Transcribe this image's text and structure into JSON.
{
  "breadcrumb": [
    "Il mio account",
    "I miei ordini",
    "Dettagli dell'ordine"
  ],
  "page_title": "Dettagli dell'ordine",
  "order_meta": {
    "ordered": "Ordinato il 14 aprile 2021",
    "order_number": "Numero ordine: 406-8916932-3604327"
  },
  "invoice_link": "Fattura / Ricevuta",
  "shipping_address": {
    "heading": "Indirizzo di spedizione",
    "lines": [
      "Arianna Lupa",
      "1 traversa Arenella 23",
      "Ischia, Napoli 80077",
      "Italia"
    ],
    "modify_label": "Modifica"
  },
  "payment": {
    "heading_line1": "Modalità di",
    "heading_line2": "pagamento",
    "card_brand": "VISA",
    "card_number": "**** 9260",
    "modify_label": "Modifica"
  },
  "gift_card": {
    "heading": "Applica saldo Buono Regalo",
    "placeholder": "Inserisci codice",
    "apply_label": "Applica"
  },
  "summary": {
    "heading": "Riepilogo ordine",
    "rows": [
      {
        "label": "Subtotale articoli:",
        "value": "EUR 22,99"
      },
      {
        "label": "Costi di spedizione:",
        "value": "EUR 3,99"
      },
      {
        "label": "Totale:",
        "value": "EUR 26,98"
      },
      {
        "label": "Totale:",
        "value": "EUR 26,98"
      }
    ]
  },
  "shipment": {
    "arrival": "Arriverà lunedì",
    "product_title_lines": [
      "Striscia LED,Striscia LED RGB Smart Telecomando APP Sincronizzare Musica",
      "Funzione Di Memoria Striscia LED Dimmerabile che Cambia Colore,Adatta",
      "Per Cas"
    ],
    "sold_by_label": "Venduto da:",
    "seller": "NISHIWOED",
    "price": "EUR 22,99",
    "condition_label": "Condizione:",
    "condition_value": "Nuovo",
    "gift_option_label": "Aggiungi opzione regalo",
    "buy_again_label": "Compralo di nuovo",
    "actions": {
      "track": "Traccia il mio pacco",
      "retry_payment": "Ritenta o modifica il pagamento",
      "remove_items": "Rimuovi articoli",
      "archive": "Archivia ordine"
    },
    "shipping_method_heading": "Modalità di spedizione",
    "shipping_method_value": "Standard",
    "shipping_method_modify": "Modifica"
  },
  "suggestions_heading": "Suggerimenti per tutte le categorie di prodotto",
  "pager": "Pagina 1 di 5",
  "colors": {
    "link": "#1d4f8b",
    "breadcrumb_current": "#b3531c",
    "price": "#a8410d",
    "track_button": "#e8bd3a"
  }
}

####################

Extract the complete listing above, reproducing each line exactly.

# EXERCISE SOLUTION:
Transcribe this image's text and structure into JSON.
{
  "breadcrumb": [
    "Il mio account",
    "I miei ordini",
    "Dettagli dell'ordine"
  ],
  "page_title": "Dettagli dell'ordine",
  "order_meta": {
    "ordered": "Ordinato il 14 aprile 2021",
    "order_number": "Numero ordine: 406-8916932-3604327"
  },
  "invoice_link": "Fattura / Ricevuta",
  "shipping_address": {
    "heading": "Indirizzo di spedizione",
    "lines": [
      "Arianna Lupa",
      "1 traversa Arenella 23",
      "Ischia, Napoli 80077",
      "Italia"
    ],
    "modify_label": "Modifica"
  },
  "payment": {
    "heading_line1": "Modalità di",
    "heading_line2": "pagamento",
    "card_brand": "VISA",
    "card_number": "**** 9260",
    "modify_label": "Modifica"
  },
  "gift_card": {
    "heading": "Applica saldo Buono Regalo",
    "placeholder": "Inserisci codice",
    "apply_label": "Applica"
  },
  "summary": {
    "heading": "Riepilogo ordine",
    "rows": [
      {
        "label": "Subtotale articoli:",
        "value": "EUR 22,99"
      },
      {
        "label": "Costi di spedizione:",
        "value": "EUR 3,99"
      },
      {
        "label": "Totale:",
        "value": "EUR 26,98"
      },
      {
        "label": "Totale:",
        "value": "EUR 26,98"
      }
    ]
  },
  "shipment": {
    "arrival": "Arriverà lunedì",
    "product_title_lines": [
      "Striscia LED,Striscia LED RGB Smart Telecomando APP Sincronizzare Musica",
      "Funzione Di Memoria Striscia LED Dimmerabile che Cambia Colore,Adatta",
      "Per Cas"
    ],
    "sold_by_label": "Venduto da:",
    "seller": "NISHIWOED",
    "price": "EUR 22,99",
    "condition_label": "Condizione:",
    "condition_value": "Nuovo",
    "gift_option_label": "Aggiungi opzione regalo",
    "buy_again_label": "Compralo di nuovo",
    "actions": {
      "track": "Traccia il mio pacco",
      "retry_payment": "Ritenta o modifica il pagamento",
      "remove_items": "Rimuovi articoli",
      "archive": "Archivia ordine"
    },
    "shipping_method_heading": "Modalità di spedizione",
    "shipping_method_value": "Standard",
    "shipping_method_modify": "Modifica"
  },
  "suggestions_heading": "Suggerimenti per tutte le categorie di prodotto",
  "pager": "Pagina 1 di 5",
  "colors": {
    "link": "#1d4f8b",
    "breadcrumb_current": "#b3531c",
    "price": "#a8410d",
    "track_button": "#e8bd3a"
  }
}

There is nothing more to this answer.